### The records:
+ + + +
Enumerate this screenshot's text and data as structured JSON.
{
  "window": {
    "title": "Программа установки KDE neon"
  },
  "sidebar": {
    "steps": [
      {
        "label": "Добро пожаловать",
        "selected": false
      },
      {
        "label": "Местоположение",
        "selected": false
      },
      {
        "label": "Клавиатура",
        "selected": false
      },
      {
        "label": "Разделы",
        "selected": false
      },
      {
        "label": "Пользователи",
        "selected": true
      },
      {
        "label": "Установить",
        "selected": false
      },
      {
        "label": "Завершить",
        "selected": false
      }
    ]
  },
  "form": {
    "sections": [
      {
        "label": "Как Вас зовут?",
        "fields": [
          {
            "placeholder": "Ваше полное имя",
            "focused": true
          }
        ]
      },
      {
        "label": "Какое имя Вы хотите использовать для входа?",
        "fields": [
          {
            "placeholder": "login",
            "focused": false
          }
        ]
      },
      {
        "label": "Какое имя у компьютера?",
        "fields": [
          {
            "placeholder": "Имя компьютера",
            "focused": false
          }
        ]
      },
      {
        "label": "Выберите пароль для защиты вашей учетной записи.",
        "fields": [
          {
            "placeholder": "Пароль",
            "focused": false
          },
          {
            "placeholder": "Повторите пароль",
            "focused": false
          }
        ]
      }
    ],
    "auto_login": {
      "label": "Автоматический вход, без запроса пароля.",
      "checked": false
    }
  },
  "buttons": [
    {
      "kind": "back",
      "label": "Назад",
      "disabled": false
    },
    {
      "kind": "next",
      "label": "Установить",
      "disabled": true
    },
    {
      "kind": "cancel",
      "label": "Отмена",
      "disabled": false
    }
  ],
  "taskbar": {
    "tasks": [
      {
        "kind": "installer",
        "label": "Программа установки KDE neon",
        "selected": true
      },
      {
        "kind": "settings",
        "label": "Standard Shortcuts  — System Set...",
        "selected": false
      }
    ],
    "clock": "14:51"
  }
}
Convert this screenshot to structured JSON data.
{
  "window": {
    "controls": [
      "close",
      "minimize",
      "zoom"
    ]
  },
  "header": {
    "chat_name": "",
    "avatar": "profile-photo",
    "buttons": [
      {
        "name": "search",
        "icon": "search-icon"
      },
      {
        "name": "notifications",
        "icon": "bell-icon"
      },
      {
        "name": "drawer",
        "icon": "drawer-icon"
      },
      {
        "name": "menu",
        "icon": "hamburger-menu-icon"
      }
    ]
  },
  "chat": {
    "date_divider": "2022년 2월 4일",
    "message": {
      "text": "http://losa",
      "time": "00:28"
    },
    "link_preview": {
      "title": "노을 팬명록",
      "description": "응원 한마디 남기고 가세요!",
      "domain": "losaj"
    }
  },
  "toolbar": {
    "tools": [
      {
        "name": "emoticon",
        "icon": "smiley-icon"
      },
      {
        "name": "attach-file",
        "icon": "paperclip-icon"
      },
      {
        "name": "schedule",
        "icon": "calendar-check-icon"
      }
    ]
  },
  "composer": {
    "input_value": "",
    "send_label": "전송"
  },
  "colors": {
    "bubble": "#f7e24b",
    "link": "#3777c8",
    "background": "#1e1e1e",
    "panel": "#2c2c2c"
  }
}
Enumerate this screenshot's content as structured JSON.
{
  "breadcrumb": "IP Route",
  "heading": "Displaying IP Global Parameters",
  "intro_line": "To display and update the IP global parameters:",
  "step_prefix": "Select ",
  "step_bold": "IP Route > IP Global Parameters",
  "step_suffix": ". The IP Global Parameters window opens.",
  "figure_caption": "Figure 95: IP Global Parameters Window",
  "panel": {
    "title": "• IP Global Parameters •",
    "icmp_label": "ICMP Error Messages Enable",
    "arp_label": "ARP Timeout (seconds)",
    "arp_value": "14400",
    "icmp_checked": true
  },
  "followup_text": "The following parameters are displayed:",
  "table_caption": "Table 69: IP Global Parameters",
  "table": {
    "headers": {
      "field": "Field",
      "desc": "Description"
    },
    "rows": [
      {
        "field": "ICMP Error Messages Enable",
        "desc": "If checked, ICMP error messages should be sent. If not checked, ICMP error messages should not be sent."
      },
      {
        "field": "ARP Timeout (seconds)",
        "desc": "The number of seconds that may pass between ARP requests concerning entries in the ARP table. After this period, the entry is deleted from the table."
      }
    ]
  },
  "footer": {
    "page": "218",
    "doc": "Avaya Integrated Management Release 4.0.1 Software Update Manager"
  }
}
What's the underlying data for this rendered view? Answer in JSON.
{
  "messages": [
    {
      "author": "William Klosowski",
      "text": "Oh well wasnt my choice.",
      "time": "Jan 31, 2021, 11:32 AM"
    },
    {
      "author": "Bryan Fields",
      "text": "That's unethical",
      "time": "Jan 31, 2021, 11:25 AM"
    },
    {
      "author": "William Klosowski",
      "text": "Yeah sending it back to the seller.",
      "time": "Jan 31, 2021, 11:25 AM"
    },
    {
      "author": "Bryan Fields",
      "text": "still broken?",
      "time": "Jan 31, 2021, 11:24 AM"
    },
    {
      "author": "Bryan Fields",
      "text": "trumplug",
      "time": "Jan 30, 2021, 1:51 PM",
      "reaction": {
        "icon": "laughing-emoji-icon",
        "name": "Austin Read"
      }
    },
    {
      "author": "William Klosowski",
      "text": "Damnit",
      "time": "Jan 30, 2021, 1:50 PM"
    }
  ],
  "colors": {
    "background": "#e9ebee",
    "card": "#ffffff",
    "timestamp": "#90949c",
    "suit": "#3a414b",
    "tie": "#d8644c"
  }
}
+ + + +
Write out every record shown above, word for word.

Enumerate this screenshot's text and data as structured JSON.
{
  "window": {
    "title": "Программа установки KDE neon"
  },
  "sidebar": {
    "steps": [
      {
        "label": "Добро пожаловать",
        "selected": false
      },
      {
        "label": "Местоположение",
        "selected": false
      },
      {
        "label": "Клавиатура",
        "selected": false
      },
      {
        "label": "Разделы",
        "selected": false
      },
      {
        "label": "Пользователи",
        "selected": true
      },
      {
        "label": "Установить",
        "selected": false
      },
      {
        "label": "Завершить",
        "selected": false
      }
    ]
  },
  "form": {
    "sections": [
      {
        "label": "Как Вас зовут?",
        "fields": [
          {
            "placeholder": "Ваше полное имя",
            "focused": true
          }
        ]
      },
      {
        "label": "Какое имя Вы хотите использовать для входа?",
        "fields": [
          {
            "placeholder": "login",
            "focused": false
          }
        ]
      },
      {
        "label": "Какое имя у компьютера?",
        "fields": [
          {
            "placeholder": "Имя компьютера",
            "focused": false
          }
        ]
      },
      {
        "label": "Выберите пароль для защиты вашей учетной записи.",
        "fields": [
          {
            "placeholder": "Пароль",
            "focused": false
          },
          {
            "placeholder": "Повторите пароль",
            "focused": false
          }
        ]
      }
    ],
    "auto_login": {
      "label": "Автоматический вход, без запроса пароля.",
      "checked": false
    }
  },
  "buttons": [
    {
      "kind": "back",
      "label": "Назад",
      "disabled": false
    },
    {
      "kind": "next",
      "label": "Установить",
      "disabled": true
    },
    {
      "kind": "cancel",
      "label": "Отмена",
      "disabled": false
    }
  ],
  "taskbar": {
    "tasks": [
      {
        "kind": "installer",
        "label": "Программа установки KDE neon",
        "selected": true
      },
      {
        "kind": "settings",
        "label": "Standard Shortcuts  — System Set...",
        "selected": false
      }
    ],
    "clock": "14:51"
  }
}
Convert this screenshot to structured JSON data.
{
  "window": {
    "controls": [
      "close",
      "minimize",
      "zoom"
    ]
  },
  "header": {
    "chat_name": "",
    "avatar": "profile-photo",
    "buttons": [
      {
        "name": "search",
        "icon": "search-icon"
      },
      {
        "name": "notifications",
        "icon": "bell-icon"
      },
      {
        "name": "drawer",
        "icon": "drawer-icon"
      },
      {
        "name": "menu",
        "icon": "hamburger-menu-icon"
      }
    ]
  },
  "chat": {
    "date_divider": "2022년 2월 4일",
    "message": {
      "text": "http://losa",
      "time": "00:28"
    },
    "link_preview": {
      "title": "노을 팬명록",
      "description": "응원 한마디 남기고 가세요!",
      "domain": "losaj"
    }
  },
  "toolbar": {
    "tools": [
      {
        "name": "emoticon",
        "icon": "smiley-icon"
      },
      {
        "name": "attach-file",
        "icon": "paperclip-icon"
      },
      {
        "name": "schedule",
        "icon": "calendar-check-icon"
      }
    ]
  },
  "composer": {
    "input_value": "",
    "send_label": "전송"
  },
  "colors": {
    "bubble": "#f7e24b",
    "link": "#3777c8",
    "background": "#1e1e1e",
    "panel": "#2c2c2c"
  }
}
Enumerate this screenshot's content as structured JSON.
{
  "breadcrumb": "IP Route",
  "heading": "Displaying IP Global Parameters",
  "intro_line": "To display and update the IP global parameters:",
  "step_prefix": "Select ",
  "step_bold": "IP Route > IP Global Parameters",
  "step_suffix": ". The IP Global Parameters window opens.",
  "figure_caption": "Figure 95: IP Global Parameters Window",
  "panel": {
    "title": "• IP Global Parameters •",
    "icmp_label": "ICMP Error Messages Enable",
    "arp_label": "ARP Timeout (seconds)",
    "arp_value": "14400",
    "icmp_checked": true
  },
  "followup_text": "The following parameters are displayed:",
  "table_caption": "Table 69: IP Global Parameters",
  "table": {
    "headers": {
      "field": "Field",
      "desc": "Description"
    },
    "rows": [
      {
        "field": "ICMP Error Messages Enable",
        "desc": "If checked, ICMP error messages should be sent. If not checked, ICMP error messages should not be sent."
      },
      {
        "field": "ARP Timeout (seconds)",
        "desc": "The number of seconds that may pass between ARP requests concerning entries in the ARP table. After this period, the entry is deleted from the table."
      }
    ]
  },
  "footer": {
    "page": "218",
    "doc": "Avaya Integrated Management Release 4.0.1 Software Update Manager"
  }
}
What's the underlying data for this rendered view? Answer in JSON.
{
  "messages": [
    {
      "author": "William Klosowski",
      "text": "Oh well wasnt my choice.",
      "time": "Jan 31, 2021, 11:32 AM"
    },
    {
      "author": "Bryan Fields",
      "text": "That's unethical",
      "time": "Jan 31, 2021, 11:25 AM"
    },
    {
      "author": "William Klosowski",
      "text": "Yeah sending it back to the seller.",
      "time": "Jan 31, 2021, 11:25 AM"
    },
    {
      "author": "Bryan Fields",
      "text": "still broken?",
      "time": "Jan 31, 2021, 11:24 AM"
    },
    {
      "author": "Bryan Fields",
      "text": "trumplug",
      "time": "Jan 30, 2021, 1:51 PM",
      "reaction": {
        "icon": "laughing-emoji-icon",
        "name": "Austin Read"
      }
    },
    {
      "author": "William Klosowski",
      "text": "Damnit",
      "time": "Jan 30, 2021, 1:50 PM"
    }
  ],
  "colors": {
    "background": "#e9ebee",
    "card": "#ffffff",
    "timestamp": "#90949c",
    "suit": "#3a414b",
    "tie": "#d8644c"
  }
}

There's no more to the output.